#### Figure dataset records:
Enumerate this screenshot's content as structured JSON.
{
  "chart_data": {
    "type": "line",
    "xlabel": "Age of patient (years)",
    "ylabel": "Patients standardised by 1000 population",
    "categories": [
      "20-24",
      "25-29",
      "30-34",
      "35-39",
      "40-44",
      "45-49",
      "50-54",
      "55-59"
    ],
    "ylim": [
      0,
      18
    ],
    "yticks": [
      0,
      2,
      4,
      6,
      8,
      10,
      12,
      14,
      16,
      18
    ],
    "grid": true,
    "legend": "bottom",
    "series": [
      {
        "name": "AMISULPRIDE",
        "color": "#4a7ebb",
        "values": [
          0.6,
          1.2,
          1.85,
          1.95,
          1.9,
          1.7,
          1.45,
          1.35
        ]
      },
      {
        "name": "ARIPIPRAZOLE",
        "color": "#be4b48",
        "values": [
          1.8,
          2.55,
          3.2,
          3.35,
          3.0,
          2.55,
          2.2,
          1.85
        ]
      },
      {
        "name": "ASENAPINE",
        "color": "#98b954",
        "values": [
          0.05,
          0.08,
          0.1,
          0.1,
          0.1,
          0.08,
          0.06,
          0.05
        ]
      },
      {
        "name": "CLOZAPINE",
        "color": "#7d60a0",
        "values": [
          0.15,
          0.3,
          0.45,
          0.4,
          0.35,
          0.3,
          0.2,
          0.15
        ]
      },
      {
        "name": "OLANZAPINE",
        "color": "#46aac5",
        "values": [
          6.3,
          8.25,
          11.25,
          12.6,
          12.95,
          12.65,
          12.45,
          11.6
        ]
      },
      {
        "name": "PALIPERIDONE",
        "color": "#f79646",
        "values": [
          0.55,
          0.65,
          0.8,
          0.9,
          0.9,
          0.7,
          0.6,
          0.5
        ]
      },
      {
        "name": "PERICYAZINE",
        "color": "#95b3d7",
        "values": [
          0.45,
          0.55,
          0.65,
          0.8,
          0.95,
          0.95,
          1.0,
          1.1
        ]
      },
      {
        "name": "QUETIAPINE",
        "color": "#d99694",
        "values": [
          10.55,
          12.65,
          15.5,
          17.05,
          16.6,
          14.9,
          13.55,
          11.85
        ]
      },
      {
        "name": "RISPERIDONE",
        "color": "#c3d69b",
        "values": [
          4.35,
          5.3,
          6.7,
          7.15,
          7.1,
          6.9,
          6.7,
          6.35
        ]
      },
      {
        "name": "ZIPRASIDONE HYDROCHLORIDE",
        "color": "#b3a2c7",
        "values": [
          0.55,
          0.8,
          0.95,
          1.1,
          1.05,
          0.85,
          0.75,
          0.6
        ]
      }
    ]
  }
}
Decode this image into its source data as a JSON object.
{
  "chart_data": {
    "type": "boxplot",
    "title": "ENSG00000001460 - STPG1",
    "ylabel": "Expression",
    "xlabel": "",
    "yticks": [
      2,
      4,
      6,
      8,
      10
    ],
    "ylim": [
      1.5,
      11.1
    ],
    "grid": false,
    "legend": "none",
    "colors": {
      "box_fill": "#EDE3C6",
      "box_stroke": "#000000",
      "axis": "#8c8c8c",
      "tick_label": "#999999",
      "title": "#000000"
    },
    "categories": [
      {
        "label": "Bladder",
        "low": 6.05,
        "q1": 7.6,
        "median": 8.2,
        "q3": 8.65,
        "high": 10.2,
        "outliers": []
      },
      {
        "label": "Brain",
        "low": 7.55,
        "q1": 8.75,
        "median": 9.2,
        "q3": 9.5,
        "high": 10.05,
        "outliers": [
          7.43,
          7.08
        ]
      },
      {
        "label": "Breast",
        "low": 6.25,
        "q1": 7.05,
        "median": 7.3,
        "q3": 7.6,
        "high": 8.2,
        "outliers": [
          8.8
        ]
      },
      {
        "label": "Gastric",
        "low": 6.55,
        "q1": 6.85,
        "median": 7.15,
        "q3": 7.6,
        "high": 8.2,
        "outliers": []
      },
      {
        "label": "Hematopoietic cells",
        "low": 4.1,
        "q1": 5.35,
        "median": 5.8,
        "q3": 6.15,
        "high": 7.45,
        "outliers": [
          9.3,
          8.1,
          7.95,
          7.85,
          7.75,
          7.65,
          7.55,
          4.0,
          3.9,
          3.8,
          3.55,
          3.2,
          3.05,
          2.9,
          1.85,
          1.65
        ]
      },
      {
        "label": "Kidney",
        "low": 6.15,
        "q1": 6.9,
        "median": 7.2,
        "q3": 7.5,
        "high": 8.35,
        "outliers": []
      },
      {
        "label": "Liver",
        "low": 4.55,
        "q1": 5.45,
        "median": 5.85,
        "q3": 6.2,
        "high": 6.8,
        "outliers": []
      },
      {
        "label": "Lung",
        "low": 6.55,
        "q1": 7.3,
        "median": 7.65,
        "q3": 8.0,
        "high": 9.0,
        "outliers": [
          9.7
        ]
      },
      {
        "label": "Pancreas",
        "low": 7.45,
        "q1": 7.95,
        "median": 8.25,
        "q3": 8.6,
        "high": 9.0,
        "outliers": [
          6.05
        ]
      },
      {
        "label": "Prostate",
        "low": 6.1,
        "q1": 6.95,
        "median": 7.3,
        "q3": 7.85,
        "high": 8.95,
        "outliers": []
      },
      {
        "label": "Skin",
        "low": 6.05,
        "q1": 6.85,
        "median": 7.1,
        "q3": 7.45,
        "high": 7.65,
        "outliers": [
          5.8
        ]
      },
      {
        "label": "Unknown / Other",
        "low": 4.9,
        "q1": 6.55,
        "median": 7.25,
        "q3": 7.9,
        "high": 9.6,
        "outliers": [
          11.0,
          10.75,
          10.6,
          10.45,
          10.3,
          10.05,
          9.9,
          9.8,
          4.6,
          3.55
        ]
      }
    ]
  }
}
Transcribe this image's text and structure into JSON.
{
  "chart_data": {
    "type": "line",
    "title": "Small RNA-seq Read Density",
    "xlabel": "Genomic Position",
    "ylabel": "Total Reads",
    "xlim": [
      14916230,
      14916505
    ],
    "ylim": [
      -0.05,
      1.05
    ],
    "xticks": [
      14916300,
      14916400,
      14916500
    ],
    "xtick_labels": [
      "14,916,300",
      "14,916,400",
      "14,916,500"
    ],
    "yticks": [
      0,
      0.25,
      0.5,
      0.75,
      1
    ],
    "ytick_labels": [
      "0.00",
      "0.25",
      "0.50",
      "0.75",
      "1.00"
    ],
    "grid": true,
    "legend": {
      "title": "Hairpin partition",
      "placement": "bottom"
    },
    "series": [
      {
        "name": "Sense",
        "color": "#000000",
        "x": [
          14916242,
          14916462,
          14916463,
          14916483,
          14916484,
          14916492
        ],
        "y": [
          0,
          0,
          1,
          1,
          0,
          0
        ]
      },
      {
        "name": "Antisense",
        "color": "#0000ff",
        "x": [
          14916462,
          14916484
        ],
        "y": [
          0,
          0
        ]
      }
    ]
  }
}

#### Exercise details:
After reading the entries, reproduce every one of them exactly.

#### Solution:
Enumerate this screenshot's content as structured JSON.
{
  "chart_data": {
    "type": "line",
    "xlabel": "Age of patient (years)",
    "ylabel": "Patients standardised by 1000 population",
    "categories": [
      "20-24",
      "25-29",
      "30-34",
      "35-39",
      "40-44",
      "45-49",
      "50-54",
      "55-59"
    ],
    "ylim": [
      0,
      18
    ],
    "yticks": [
      0,
      2,
      4,
      6,
      8,
      10,
      12,
      14,
      16,
      18
    ],
    "grid": true,
    "legend": "bottom",
    "series": [
      {
        "name": "AMISULPRIDE",
        "color": "#4a7ebb",
        "values": [
          0.6,
          1.2,
          1.85,
          1.95,
          1.9,
          1.7,
          1.45,
          1.35
        ]
      },
      {
        "name": "ARIPIPRAZOLE",
        "color": "#be4b48",
        "values": [
          1.8,
          2.55,
          3.2,
          3.35,
          3.0,
          2.55,
          2.2,
          1.85
        ]
      },
      {
        "name": "ASENAPINE",
        "color": "#98b954",
        "values": [
          0.05,
          0.08,
          0.1,
          0.1,
          0.1,
          0.08,
          0.06,
          0.05
        ]
      },
      {
        "name": "CLOZAPINE",
        "color": "#7d60a0",
        "values": [
          0.15,
          0.3,
          0.45,
          0.4,
          0.35,
          0.3,
          0.2,
          0.15
        ]
      },
      {
        "name": "OLANZAPINE",
        "color": "#46aac5",
        "values": [
          6.3,
          8.25,
          11.25,
          12.6,
          12.95,
          12.65,
          12.45,
          11.6
        ]
      },
      {
        "name": "PALIPERIDONE",
        "color": "#f79646",
        "values": [
          0.55,
          0.65,
          0.8,
          0.9,
          0.9,
          0.7,
          0.6,
          0.5
        ]
      },
      {
        "name": "PERICYAZINE",
        "color": "#95b3d7",
        "values": [
          0.45,
          0.55,
          0.65,
          0.8,
          0.95,
          0.95,
          1.0,
          1.1
        ]
      },
      {
        "name": "QUETIAPINE",
        "color": "#d99694",
        "values": [
          10.55,
          12.65,
          15.5,
          17.05,
          16.6,
          14.9,
          13.55,
          11.85
        ]
      },
      {
        "name": "RISPERIDONE",
        "color": "#c3d69b",
        "values": [
          4.35,
          5.3,
          6.7,
          7.15,
          7.1,
          6.9,
          6.7,
          6.35
        ]
      },
      {
        "name": "ZIPRASIDONE HYDROCHLORIDE",
        "color": "#b3a2c7",
        "values": [
          0.55,
          0.8,
          0.95,
          1.1,
          1.05,
          0.85,
          0.75,
          0.6
        ]
      }
    ]
  }
}
Decode this image into its source data as a JSON object.
{
  "chart_data": {
    "type": "boxplot",
    "title": "ENSG00000001460 - STPG1",
    "ylabel": "Expression",
    "xlabel": "",
    "yticks": [
      2,
      4,
      6,
      8,
      10
    ],
    "ylim": [
      1.5,
      11.1
    ],
    "grid": false,
    "legend": "none",
    "colors": {
      "box_fill": "#EDE3C6",
      "box_stroke": "#000000",
      "axis": "#8c8c8c",
      "tick_label": "#999999",
      "title": "#000000"
    },
    "categories": [
      {
        "label": "Bladder",
        "low": 6.05,
        "q1": 7.6,
        "median": 8.2,
        "q3": 8.65,
        "high": 10.2,
        "outliers": []
      },
      {
        "label": "Brain",
        "low": 7.55,
        "q1": 8.75,
        "median": 9.2,
        "q3": 9.5,
        "high": 10.05,
        "outliers": [
          7.43,
          7.08
        ]
      },
      {
        "label": "Breast",
        "low": 6.25,
        "q1": 7.05,
        "median": 7.3,
        "q3": 7.6,
        "high": 8.2,
        "outliers": [
          8.8
        ]
      },
      {
        "label": "Gastric",
        "low": 6.55,
        "q1": 6.85,
        "median": 7.15,
        "q3": 7.6,
        "high": 8.2,
        "outliers": []
      },
      {
        "label": "Hematopoietic cells",
        "low": 4.1,
        "q1": 5.35,
        "median": 5.8,
        "q3": 6.15,
        "high": 7.45,
        "outliers": [
          9.3,
          8.1,
          7.95,
          7.85,
          7.75,
          7.65,
          7.55,
          4.0,
          3.9,
          3.8,
          3.55,
          3.2,
          3.05,
          2.9,
          1.85,
          1.65
        ]
      },
      {
        "label": "Kidney",
        "low": 6.15,
        "q1": 6.9,
        "median": 7.2,
        "q3": 7.5,
        "high": 8.35,
        "outliers": []
      },
      {
        "label": "Liver",
        "low": 4.55,
        "q1": 5.45,
        "median": 5.85,
        "q3": 6.2,
        "high": 6.8,
        "outliers": []
      },
      {
        "label": "Lung",
        "low": 6.55,
        "q1": 7.3,
        "median": 7.65,
        "q3": 8.0,
        "high": 9.0,
        "outliers": [
          9.7
        ]
      },
      {
        "label": "Pancreas",
        "low": 7.45,
        "q1": 7.95,
        "median": 8.25,
        "q3": 8.6,
        "high": 9.0,
        "outliers": [
          6.05
        ]
      },
      {
        "label": "Prostate",
        "low": 6.1,
        "q1": 6.95,
        "median": 7.3,
        "q3": 7.85,
        "high": 8.95,
        "outliers": []
      },
      {
        "label": "Skin",
        "low": 6.05,
        "q1": 6.85,
        "median": 7.1,
        "q3": 7.45,
        "high": 7.65,
        "outliers": [
          5.8
        ]
      },
      {
        "label": "Unknown / Other",
        "low": 4.9,
        "q1": 6.55,
        "median": 7.25,
        "q3": 7.9,
        "high": 9.6,
        "outliers": [
          11.0,
          10.75,
          10.6,
          10.45,
          10.3,
          10.05,
          9.9,
          9.8,
          4.6,
          3.55
        ]
      }
    ]
  }
}
Transcribe this image's text and structure into JSON.
{
  "chart_data": {
    "type": "line",
    "title": "Small RNA-seq Read Density",
    "xlabel": "Genomic Position",
    "ylabel": "Total Reads",
    "xlim": [
      14916230,
      14916505
    ],
    "ylim": [
      -0.05,
      1.05
    ],
    "xticks": [
      14916300,
      14916400,
      14916500
    ],
    "xtick_labels": [
      "14,916,300",
      "14,916,400",
      "14,916,500"
    ],
    "yticks": [
      0,
      0.25,
      0.5,
      0.75,
      1
    ],
    "ytick_labels": [
      "0.00",
      "0.25",
      "0.50",
      "0.75",
      "1.00"
    ],
    "grid": true,
    "legend": {
      "title": "Hairpin partition",
      "placement": "bottom"
    },
    "series": [
      {
        "name": "Sense",
        "color": "#000000",
        "x": [
          14916242,
          14916462,
          14916463,
          14916483,
          14916484,
          14916492
        ],
        "y": [
          0,
          0,
          1,
          1,
          0,
          0
        ]
      },
      {
        "name": "Antisense",
        "color": "#0000ff",
        "x": [
          14916462,
          14916484
        ],
        "y": [
          0,
          0
        ]
      }
    ]
  }
}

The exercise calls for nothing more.